=== Record excerpts ===

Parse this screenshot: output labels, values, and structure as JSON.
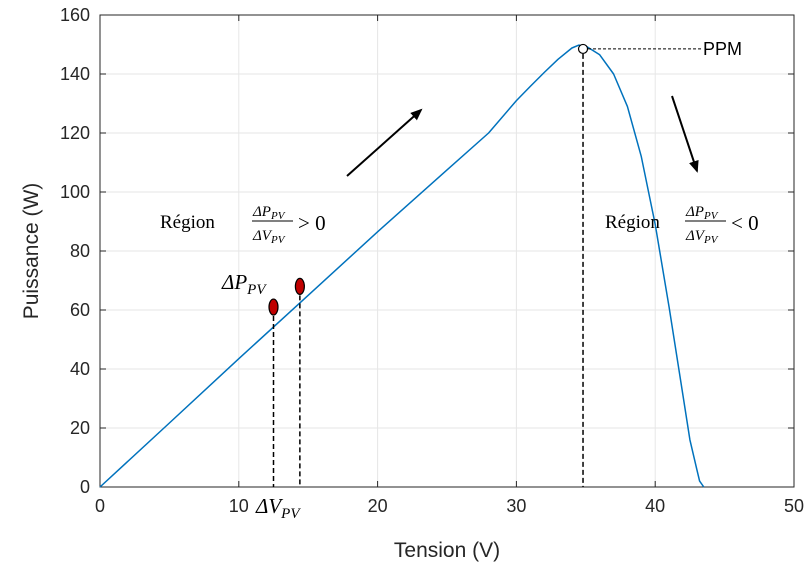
{
  "chart_data": {
    "type": "line",
    "title": "",
    "xlabel": "Tension (V)",
    "ylabel": "Puissance (W)",
    "xlim": [
      0,
      50
    ],
    "ylim": [
      0,
      160
    ],
    "x_ticks": [
      0,
      10,
      20,
      30,
      40,
      50
    ],
    "y_ticks": [
      0,
      20,
      40,
      60,
      80,
      100,
      120,
      140,
      160
    ],
    "x_tick_labels": [
      "0",
      "10",
      "20",
      "30",
      "40",
      "50"
    ],
    "y_tick_labels": [
      "0",
      "20",
      "40",
      "60",
      "80",
      "100",
      "120",
      "140",
      "160"
    ],
    "grid": true,
    "line_color": "#0072BD",
    "series": [
      {
        "x": [
          0,
          5,
          10,
          15,
          20,
          25,
          28,
          30,
          31,
          32,
          33,
          34,
          34.5,
          35,
          36,
          37,
          38,
          39,
          40,
          41,
          42,
          42.5,
          43,
          43.2,
          43.5
        ],
        "y": [
          0,
          21.7,
          43.5,
          65,
          86.5,
          107.5,
          120,
          131,
          135.8,
          140.5,
          145,
          148.8,
          149.8,
          149.5,
          146.5,
          140,
          129,
          112,
          89,
          61,
          31,
          16,
          6,
          2,
          0
        ]
      }
    ],
    "points": [
      {
        "x": 12.5,
        "y": 61,
        "color": "#c00000"
      },
      {
        "x": 14.4,
        "y": 68,
        "color": "#c00000"
      }
    ],
    "mpp": {
      "x": 34.8,
      "y": 148.5
    },
    "annotations": {
      "ppm": "PPM",
      "region_left_word": "Région",
      "region_right_word": "Région",
      "delta_p": "ΔP",
      "delta_v": "ΔV",
      "pv_subscript": "PV",
      "greater_zero": "> 0",
      "less_zero": "< 0"
    }
  }
}
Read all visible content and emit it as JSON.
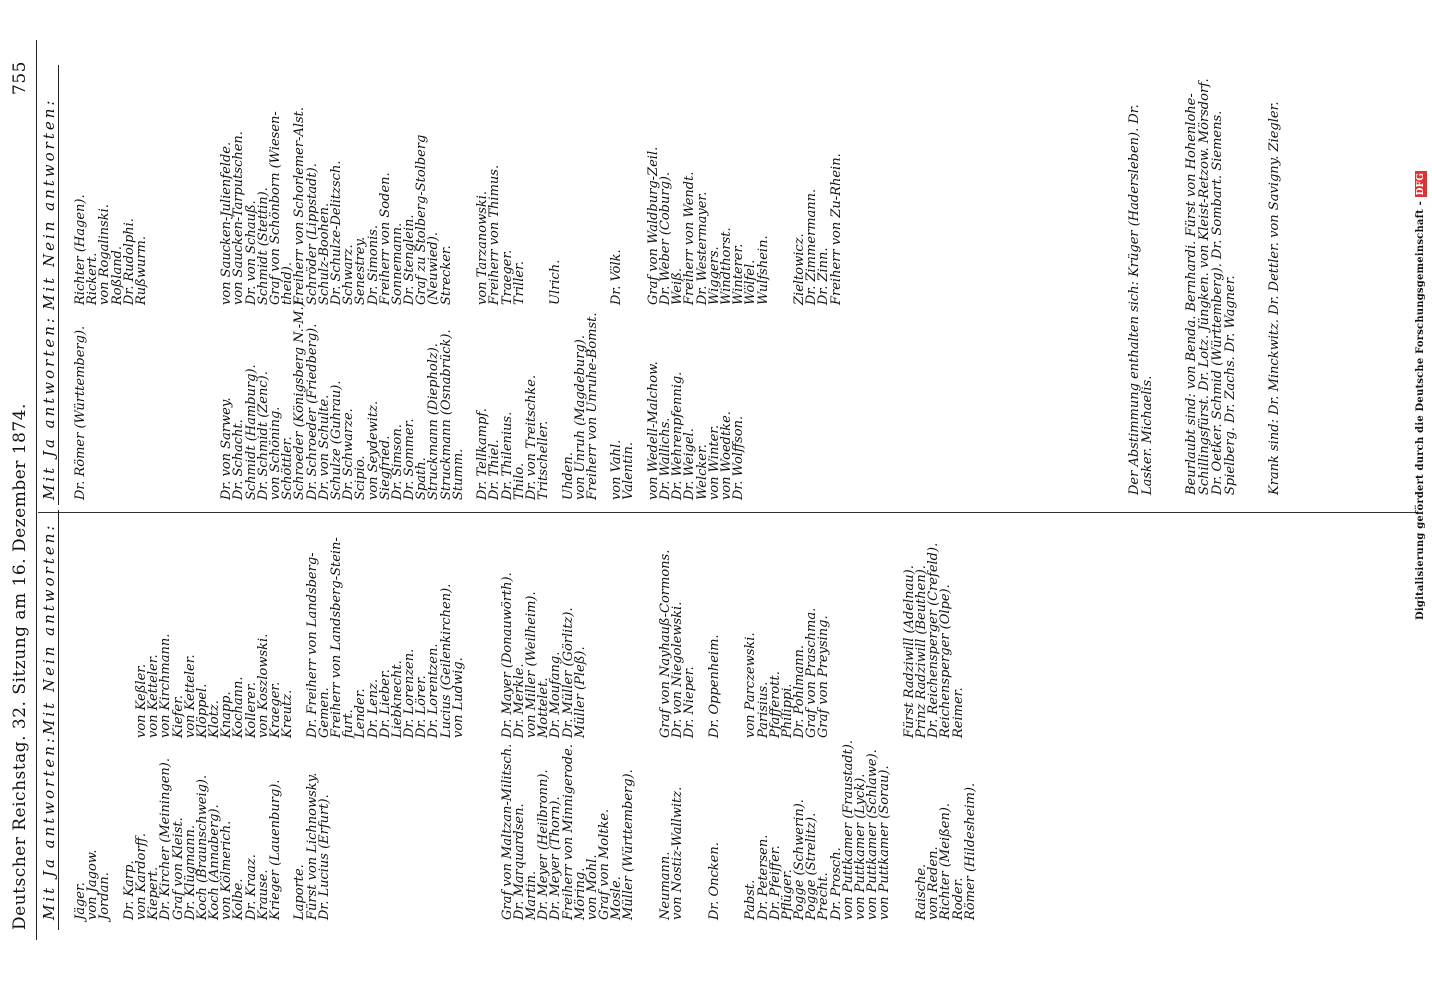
{
  "header": {
    "title": "Deutscher Reichstag. 32. Sitzung am 16. Dezember 1874.",
    "page_number": "755"
  },
  "left": {
    "ja_heading": "Mit Ja antworten:",
    "nein_heading": "Mit Nein antworten:",
    "ja": [
      "Jäger.",
      "von Jagow.",
      "Jordan.",
      "",
      "Dr. Karp.",
      "von Kardorff.",
      "Kiepert.",
      "Dr. Kircher (Meiningen).",
      "Graf von Kleist.",
      "Dr. Klügmann.",
      "Koch (Braunschweig).",
      "Koch (Annaberg).",
      "von Kölmerich.",
      "Kolbe.",
      "Dr. Kraaz.",
      "Krause.",
      "Krieger (Lauenburg).",
      "",
      "Laporte.",
      "Fürst von Lichnowsky.",
      "Dr. Lucius (Erfurt).",
      "",
      "",
      "",
      "",
      "",
      "",
      "",
      "",
      "",
      "",
      "",
      "",
      "",
      "",
      "Graf von Maltzan-Militsch.",
      "Dr. Marquardsen.",
      "Martin.",
      "Dr. Meyer (Heilbronn).",
      "Dr. Meyer (Thorn).",
      "Freiherr von Minnigerode.",
      "Möring.",
      "von Mohl.",
      "Graf von Moltke.",
      "Mosle.",
      "Müller (Württemberg).",
      "",
      "",
      "Neumann.",
      "von Nostiz-Wallwitz.",
      "",
      "",
      "Dr. Oncken.",
      "",
      "",
      "Pabst.",
      "Dr. Petersen.",
      "Dr. Pfeiffer.",
      "Pflüger.",
      "Pogge (Schwerin).",
      "Pogge (Strelitz).",
      "Precht.",
      "Dr. Prosch.",
      "von Puttkamer (Fraustadt).",
      "von Puttkamer (Lyck).",
      "von Puttkamer (Schlawe).",
      "von Puttkamer (Sorau).",
      "",
      "",
      "Raische.",
      "von Reden.",
      "Richter (Meißen).",
      "Roder.",
      "Römer (Hildesheim)."
    ],
    "nein": [
      "",
      "",
      "",
      "",
      "",
      "von Keßler.",
      "von Ketteler.",
      "von Kirchmann.",
      "Kiefer.",
      "von Ketteler.",
      "Klöppel.",
      "Klotz.",
      "Knapp.",
      "Kochann.",
      "Kollerer.",
      "von Koszlowski.",
      "Kraeger.",
      "Kreutz.",
      "",
      "Dr. Freiherr von Landsberg-",
      "    Gemen.",
      "Freiherr von Landsberg-Stein-",
      "    furt.",
      "Lender.",
      "Dr. Lenz.",
      "Dr. Lieber.",
      "Liebknecht.",
      "Dr. Lorenzen.",
      "Dr. Lörer.",
      "Dr. Lorentzen.",
      "Lucius (Geilenkirchen).",
      "von Ludwig.",
      "",
      "",
      "",
      "Dr. Mayer (Donauwörth).",
      "Dr. Merkle.",
      "von Miller (Weilheim).",
      "Mottelet.",
      "Dr. Moufang.",
      "Dr. Müller (Görlitz).",
      "Müller (Pleß).",
      "",
      "",
      "",
      "",
      "",
      "",
      "Graf von Nayhauß-Cormons.",
      "Dr. von Niegolewski.",
      "Dr. Nieper.",
      "",
      "Dr. Oppenheim.",
      "",
      "",
      "von Parczewski.",
      "Parisius.",
      "Pfafferott.",
      "Philippi.",
      "Dr. Pohlmann.",
      "Graf von Praschma.",
      "Graf von Preysing.",
      "",
      "",
      "",
      "",
      "",
      "",
      "Fürst Radziwill (Adelnau).",
      "Prinz Radziwill (Beuthen).",
      "Dr. Reichensperger (Crefeld).",
      "Reichensperger (Olpe).",
      "Reimer."
    ]
  },
  "right": {
    "ja_heading": "Mit Ja antworten:",
    "nein_heading": "Mit Nein antworten:",
    "ja": [
      "Dr. Römer (Württemberg).",
      "",
      "",
      "",
      "",
      "",
      "",
      "",
      "",
      "",
      "",
      "",
      "Dr. von Sarwey.",
      "Dr. Schacht.",
      "Schmidt (Hamburg).",
      "Dr. Schmidt (Zenc).",
      "von Schöning.",
      "Schöttler.",
      "Schroeder (Königsberg N.-M.).",
      "Dr. Schroeder (Friedberg).",
      "Dr. von Schulte.",
      "Schulze (Guhrau).",
      "Dr. Schwarze.",
      "Scipio.",
      "von Seydewitz.",
      "Siegfried.",
      "Dr. Simson.",
      "Dr. Sommer.",
      "Spath.",
      "Struckmann (Diepholz).",
      "Struckmann (Osnabrück).",
      "Stumm.",
      "",
      "Dr. Tellkampf.",
      "Dr. Thiel.",
      "Dr. Thilenius.",
      "Thilo.",
      "Dr. von Treitschke.",
      "Tritscheller.",
      "",
      "Uhden.",
      "von Unruh (Magdeburg).",
      "Freiherr von Unruhe-Bomst.",
      "",
      "von Vahl.",
      "Valentin.",
      "",
      "von Wedell-Malchow.",
      "Dr. Wallichs.",
      "Dr. Wehrenpfennig.",
      "Dr. Weigel.",
      "Welcker.",
      "von Winter.",
      "von Woedtke.",
      "Dr. Wolffson."
    ],
    "nein": [
      "Richter (Hagen).",
      "Rickert.",
      "von Rogalinski.",
      "Roßland.",
      "Dr. Rudolphi.",
      "Rußwurm.",
      "",
      "",
      "",
      "",
      "",
      "",
      "von Saucken-Julienfelde.",
      "von Saucken-Tarputschen.",
      "Dr. von Schauß.",
      "Schmidt (Stettin).",
      "Graf von Schönborn (Wiesen-",
      "    theid).",
      "Freiherr von Schorlemer-Alst.",
      "Schröder (Lippstadt).",
      "Schulz-Boohen.",
      "Dr. Schulze-Delitzsch.",
      "Schwarz.",
      "Senestrey.",
      "Dr. Simonis.",
      "Freiherr von Soden.",
      "Sonnemann.",
      "Dr. Stenglein.",
      "Graf zu Stolberg-Stolberg",
      "    (Neuwied).",
      "Strecker.",
      "",
      "",
      "von Tarzanowski.",
      "Freiherr von Thimus.",
      "Traeger.",
      "Triller.",
      "",
      "",
      "Ulrich.",
      "",
      "",
      "",
      "",
      "Dr. Völk.",
      "",
      "",
      "Graf von Waldburg-Zeil.",
      "Dr. Weber (Coburg).",
      "Weiß.",
      "Freiherr von Wendt.",
      "Dr. Westermayer.",
      "Wiggers.",
      "Windthorst.",
      "Winterer.",
      "Wölfel.",
      "Wulfshein.",
      "",
      "",
      "Zieltowicz.",
      "Dr. Zimmermann.",
      "Dr. Zinn.",
      "Freiherr von Zu-Rhein."
    ],
    "abstain": "Der Abstimmung enthalten sich: Krüger (Hadersleben). Dr. Lasker. Michaelis.",
    "absent": "Beurlaubt sind: von Benda. Bernhardi. Fürst von Hohenlohe-Schillingsfürst. Dr. Lotz. Jüngken. von Kleist-Retzow. Mörsdorf. Dr. Oetker. Schmid (Württemberg). Dr. Sombart. Siemens. Spielberg. Dr. Zachs. Dr. Wagner.",
    "sick": "Krank sind: Dr. Minckwitz. Dr. Dettler. von Savigny. Ziegler."
  },
  "footer": {
    "credit": "Digitalisierung gefördert durch die Deutsche Forschungsgemeinschaft -",
    "logo": "DFG"
  }
}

===

▶ **What is expected**: In the records above, locate the lines holding the word "Lucius". Copy each of them.

▶ **Response for this exercise**:
      "Dr. Lucius (Erfurt).",
      "Lucius (Geilenkirchen).",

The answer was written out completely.